Extracted data entries
------------------------------------------------------------------------

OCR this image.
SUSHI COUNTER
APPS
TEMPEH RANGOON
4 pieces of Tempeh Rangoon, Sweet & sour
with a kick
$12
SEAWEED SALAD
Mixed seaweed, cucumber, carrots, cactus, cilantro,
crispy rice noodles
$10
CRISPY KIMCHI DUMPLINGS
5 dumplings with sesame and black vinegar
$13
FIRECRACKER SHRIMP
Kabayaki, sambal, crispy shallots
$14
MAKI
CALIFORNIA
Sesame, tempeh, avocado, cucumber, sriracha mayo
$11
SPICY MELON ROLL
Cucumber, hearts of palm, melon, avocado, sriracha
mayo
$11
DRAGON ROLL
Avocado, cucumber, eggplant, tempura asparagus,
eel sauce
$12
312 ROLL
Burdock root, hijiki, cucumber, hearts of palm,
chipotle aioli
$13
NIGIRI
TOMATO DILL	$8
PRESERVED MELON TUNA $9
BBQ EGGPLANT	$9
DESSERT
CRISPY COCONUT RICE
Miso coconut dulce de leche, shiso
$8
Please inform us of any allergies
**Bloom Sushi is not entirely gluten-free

------------------------------------------------------------------------

Exercise details
Set down the listing in full, keeping every word exactly as it is.

Exercise output
OCR this image.
SUSHI COUNTER
APPS
TEMPEH RANGOON
4 pieces of Tempeh Rangoon, Sweet & sour
with a kick
$12
SEAWEED SALAD
Mixed seaweed, cucumber, carrots, cactus, cilantro,
crispy rice noodles
$10
CRISPY KIMCHI DUMPLINGS
5 dumplings with sesame and black vinegar
$13
FIRECRACKER SHRIMP
Kabayaki, sambal, crispy shallots
$14
MAKI
CALIFORNIA
Sesame, tempeh, avocado, cucumber, sriracha mayo
$11
SPICY MELON ROLL
Cucumber, hearts of palm, melon, avocado, sriracha
mayo
$11
DRAGON ROLL
Avocado, cucumber, eggplant, tempura asparagus,
eel sauce
$12
312 ROLL
Burdock root, hijiki, cucumber, hearts of palm,
chipotle aioli
$13
NIGIRI
TOMATO DILL	$8
PRESERVED MELON TUNA $9
BBQ EGGPLANT	$9
DESSERT
CRISPY COCONUT RICE
Miso coconut dulce de leche, shiso
$8
Please inform us of any allergies
**Bloom Sushi is not entirely gluten-free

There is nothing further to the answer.